• _Instructions for the task_
In the basement remodeling text, what does a lending company ask you to present before it approves a loan for the project?

Who wouldn’t want extra space in their home where they can do whatever they want, focus on their work, chill and watch a good show, or read a good book? You don’t need to look far to find a place like this. You can have your dream space right beneath your home, in your basement.
Turning your basement into a useful space is the next best thing when it’s not possible to expand your home outward. The groundwork is already done for you, so all you need to do is to finish it.
Before starting on your project, take note of these home-improvement tips to transform your basement into a functional space.
Plan What You Want for Your Basement
Start by figuring out what you want your basement to turn into. You can only apply for a building permit, shop for construction materials, consult a contractor, and take the next steps once you already have a plan for your basement.
The basement is a prime spot for a recreational room, a home office, or a library because it’s away from the hustle and bustle of the rest of the house. The location also gives it natural soundproofing, making it the ideal place to turn into a studio or a home theater.
You can also take a more practical route, which is to turn the basement into an extra bedroom for guests or for a new family member.
You can outfit the room with its own bathroom for more convenience. With an upflush toilet, installing a toilet in the basement doesn’t need to take a lot of work and hassle to do.
The basement has endless potentials—an entertainment room, an office or study, your own personal man cave, or even a children’s playroom. You can turn it into anything you want or need.
Photo by Kyle Murphy on Flickr
Create a Budget
Like with any other home improvement project, remodeling your basement can cost a lot of money. The money will flow out of your hands every step of the way, from securing permits to finishing your basement. Thus, you need a budget plan to keep track of your expenses.
Creating a spreadsheet for your expenditures will help you monitor the funds you’ve used and what you’ve spent them on. It will help manage your expectations and stick to your initial budget.
Secure the Necessary Permits
A building permit is necessary especially if you’re doing major changes to your house’s structure or mechanical systems. Renovating or remodeling your basement will require a building permit. If you’re caught doing construction on your house without one, you will be fined and ordered to take down all the work you’ve already done.
If you’re hiring a contractor, they will take care of this bit for you. However, if you’re going DIY, you’ll need to contact your local building department to apply for a permit.
Another benefit of securing a building permit is the higher chance of getting your loan approved. If you plan to apply for a loan to fund your project, a lending company will ask you to present a building permit before they approve anything. In addition, a permit is necessary in order to count the renovated basement in your home’s appraisal.

[Rows from a data source]
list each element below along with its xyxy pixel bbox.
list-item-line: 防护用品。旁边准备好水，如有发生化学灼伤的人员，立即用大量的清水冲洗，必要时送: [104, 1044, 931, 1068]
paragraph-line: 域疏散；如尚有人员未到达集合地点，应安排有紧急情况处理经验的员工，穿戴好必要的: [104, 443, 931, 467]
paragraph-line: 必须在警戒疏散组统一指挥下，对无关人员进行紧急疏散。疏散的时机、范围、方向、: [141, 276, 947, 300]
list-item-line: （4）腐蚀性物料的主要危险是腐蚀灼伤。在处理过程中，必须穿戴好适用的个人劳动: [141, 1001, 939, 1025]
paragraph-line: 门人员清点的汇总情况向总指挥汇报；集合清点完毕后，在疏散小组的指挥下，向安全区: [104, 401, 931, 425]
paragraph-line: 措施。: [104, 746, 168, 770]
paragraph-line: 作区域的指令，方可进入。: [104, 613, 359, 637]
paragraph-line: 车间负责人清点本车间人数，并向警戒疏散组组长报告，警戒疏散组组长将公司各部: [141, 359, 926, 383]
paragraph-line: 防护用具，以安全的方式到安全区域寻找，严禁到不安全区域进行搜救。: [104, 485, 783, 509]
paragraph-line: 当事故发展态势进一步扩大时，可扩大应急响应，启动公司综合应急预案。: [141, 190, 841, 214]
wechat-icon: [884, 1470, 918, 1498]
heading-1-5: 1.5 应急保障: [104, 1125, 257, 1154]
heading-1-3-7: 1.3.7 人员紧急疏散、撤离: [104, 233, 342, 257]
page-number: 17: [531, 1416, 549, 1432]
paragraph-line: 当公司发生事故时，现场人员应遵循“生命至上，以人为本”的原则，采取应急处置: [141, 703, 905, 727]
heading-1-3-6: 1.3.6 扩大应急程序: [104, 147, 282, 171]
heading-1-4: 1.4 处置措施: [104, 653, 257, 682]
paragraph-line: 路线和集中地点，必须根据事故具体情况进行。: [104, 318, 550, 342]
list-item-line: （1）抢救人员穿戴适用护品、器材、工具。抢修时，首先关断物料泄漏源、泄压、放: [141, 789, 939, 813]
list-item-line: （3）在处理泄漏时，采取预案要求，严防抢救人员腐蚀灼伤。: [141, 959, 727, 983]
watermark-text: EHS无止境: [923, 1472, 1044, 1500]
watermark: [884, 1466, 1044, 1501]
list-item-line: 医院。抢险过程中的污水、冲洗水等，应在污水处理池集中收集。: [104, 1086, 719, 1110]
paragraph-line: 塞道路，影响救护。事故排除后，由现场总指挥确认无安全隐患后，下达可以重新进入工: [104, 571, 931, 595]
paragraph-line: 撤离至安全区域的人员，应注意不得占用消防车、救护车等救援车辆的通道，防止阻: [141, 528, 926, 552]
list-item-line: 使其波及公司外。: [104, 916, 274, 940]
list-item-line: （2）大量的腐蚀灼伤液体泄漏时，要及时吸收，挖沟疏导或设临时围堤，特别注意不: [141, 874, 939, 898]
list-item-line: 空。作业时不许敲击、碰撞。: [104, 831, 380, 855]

• _Answer to this task_
A building permit.